**DATA IN THIS EXERCISE**
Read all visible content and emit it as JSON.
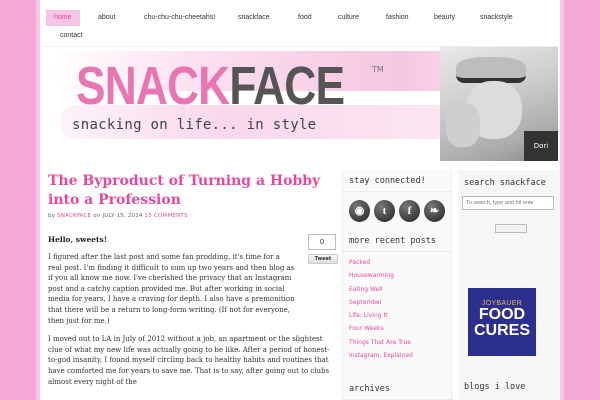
{
  "nav": {
    "items": [
      {
        "label": "home",
        "active": true
      },
      {
        "label": "about"
      },
      {
        "label": "chu-chu-chu-cheetahs!"
      },
      {
        "label": "snackface"
      },
      {
        "label": "food"
      },
      {
        "label": "culture"
      },
      {
        "label": "fashion"
      },
      {
        "label": "beauty"
      },
      {
        "label": "snackstyle"
      },
      {
        "label": "contact"
      }
    ]
  },
  "header": {
    "logo_part1": "SNACK",
    "logo_part2": "FACE",
    "tm": "TM",
    "tagline": "snacking on life... in style",
    "photo_label": "Dori"
  },
  "post": {
    "title": "The Byproduct of Turning a Hobby into a Profession",
    "byline_prefix": "by",
    "author": "SNACKFACE",
    "byline_on": "on",
    "date": "JULY 15, 2014",
    "comments": "15 COMMENTS",
    "greeting": "Hello, sweets!",
    "paragraph1": "I figured after the last post and some fan prodding, it's time for a real post. I'm finding it difficult to sum up two years and then blog as if you all know me now. I've cherished the privacy that an Instagram post and a catchy caption provided me. But after working in social media for years, I have a craving for depth. I also have a premonition that there will be a return to long-form writing. (If not for everyone, then just for me.)",
    "paragraph2": "I moved out to LA in July of 2012 without a job, an apartment or the slightest clue of what my new life was actually going to be like. After a period of honest-to-god insanity, I found myself circling back to healthy habits and routines that have comforted me for years to save me. That is to say, after going out to clubs almost every night of the"
  },
  "share": {
    "count": "0",
    "tweet_label": "Tweet"
  },
  "sidebar": {
    "stay_connected": "stay connected!",
    "social": [
      {
        "icon": "rss-icon",
        "glyph": "◉"
      },
      {
        "icon": "tumblr-icon",
        "glyph": "t"
      },
      {
        "icon": "facebook-icon",
        "glyph": "f"
      },
      {
        "icon": "twitter-icon",
        "glyph": "❧"
      }
    ],
    "recent_title": "more recent posts",
    "recent": [
      "Packed",
      "Housewarming",
      "Eating Well",
      "September",
      "Life: Living It",
      "Four Weeks",
      "Things That Are True",
      "Instagram, Explained"
    ],
    "archives_title": "archives"
  },
  "rsidebar": {
    "search_title": "search snackface",
    "search_placeholder": "To search, type and hit ente",
    "ad_line1": "JOYBAUER",
    "ad_line2": "FOOD",
    "ad_line3": "CURES",
    "blogs_title": "blogs i love"
  },
  "colors": {
    "accent": "#e8489c",
    "page_bg": "#f4a8d6"
  }
}
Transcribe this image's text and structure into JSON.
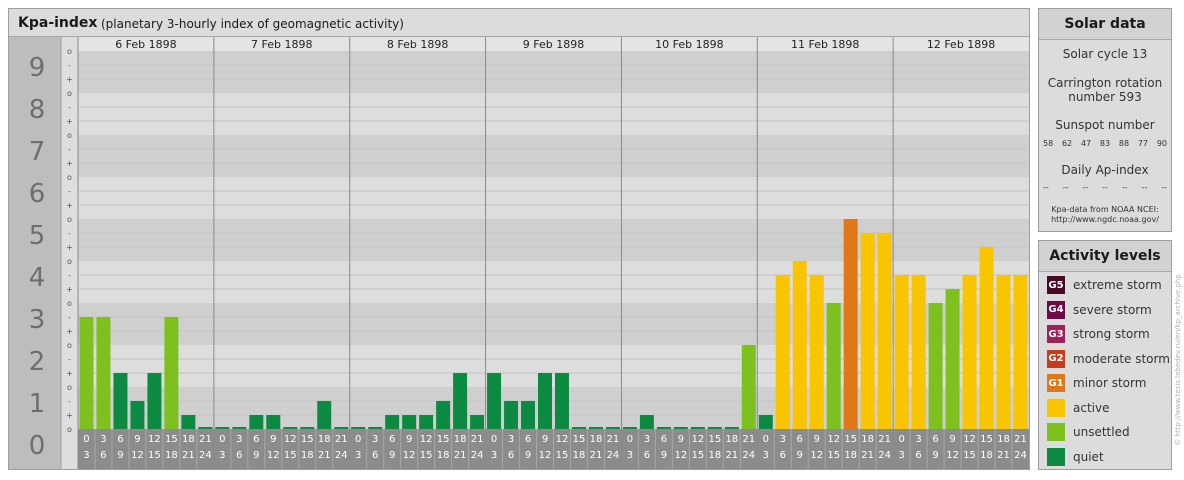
{
  "header": {
    "title": "Kpa-index",
    "subtitle": "(planetary 3-hourly index of geomagnetic activity)"
  },
  "chart_data": {
    "type": "bar",
    "title": "Kpa-index",
    "subtitle": "(planetary 3-hourly index of geomagnetic activity)",
    "ylim": [
      0,
      9
    ],
    "y_ticks": [
      "0",
      "1",
      "2",
      "3",
      "4",
      "5",
      "6",
      "7",
      "8",
      "9"
    ],
    "y_minor_marks": [
      "+",
      "-",
      "o"
    ],
    "days": [
      "6 Feb 1898",
      "7 Feb 1898",
      "8 Feb 1898",
      "9 Feb 1898",
      "10 Feb 1898",
      "11 Feb 1898",
      "12 Feb 1898"
    ],
    "interval_labels": [
      [
        "0",
        "3"
      ],
      [
        "3",
        "6"
      ],
      [
        "6",
        "9"
      ],
      [
        "9",
        "12"
      ],
      [
        "12",
        "15"
      ],
      [
        "15",
        "18"
      ],
      [
        "18",
        "21"
      ],
      [
        "21",
        "24"
      ]
    ],
    "values": [
      [
        2.667,
        2.667,
        1.333,
        0.667,
        1.333,
        2.667,
        0.333,
        0
      ],
      [
        0,
        0,
        0.333,
        0.333,
        0,
        0,
        0.667,
        0
      ],
      [
        0,
        0,
        0.333,
        0.333,
        0.333,
        0.667,
        1.333,
        0.333
      ],
      [
        1.333,
        0.667,
        0.667,
        1.333,
        1.333,
        0,
        0,
        0
      ],
      [
        0,
        0.333,
        0,
        0,
        0,
        0,
        0,
        2
      ],
      [
        0.333,
        3.667,
        4,
        3.667,
        3,
        5,
        4.667,
        4.667
      ],
      [
        3.667,
        3.667,
        3,
        3.333,
        3.667,
        4.333,
        3.667,
        3.667
      ]
    ],
    "colors": {
      "quiet": "#0d8a42",
      "unsettled": "#7dc11e",
      "active": "#f9c400",
      "minor": "#e07818",
      "moderate": "#c83c1c",
      "strong": "#a01e5a",
      "severe": "#6e0a46",
      "extreme": "#4a0a26"
    },
    "band_colors": [
      "#cfcfcf",
      "#dddddd"
    ]
  },
  "solar": {
    "title": "Solar data",
    "cycle": "Solar cycle 13",
    "carrington_1": "Carrington rotation",
    "carrington_2": "number 593",
    "sunspot_label": "Sunspot number",
    "sunspots": [
      "58",
      "62",
      "47",
      "83",
      "88",
      "77",
      "90"
    ],
    "ap_label": "Daily Ap-index",
    "ap_values": [
      "--",
      "--",
      "--",
      "--",
      "--",
      "--",
      "--"
    ],
    "source_1": "Kpa-data from NOAA NCEI:",
    "source_2": "http://www.ngdc.noaa.gov/"
  },
  "activity": {
    "title": "Activity levels",
    "items": [
      {
        "code": "G5",
        "label": "extreme storm",
        "color": "#4a0a26"
      },
      {
        "code": "G4",
        "label": "severe storm",
        "color": "#6e0a46"
      },
      {
        "code": "G3",
        "label": "strong storm",
        "color": "#a01e5a"
      },
      {
        "code": "G2",
        "label": "moderate storm",
        "color": "#c83c1c"
      },
      {
        "code": "G1",
        "label": "minor storm",
        "color": "#e07818"
      },
      {
        "code": "",
        "label": "active",
        "color": "#f9c400"
      },
      {
        "code": "",
        "label": "unsettled",
        "color": "#7dc11e"
      },
      {
        "code": "",
        "label": "quiet",
        "color": "#0d8a42"
      }
    ]
  },
  "credit": "© http://www.tesis.lebedev.ru/en/kp_archive.php"
}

**SET TASK**
Determine how many lines of the data contain "years" and give nothing but that number.

**SOLUTION TO THIS TASK**
2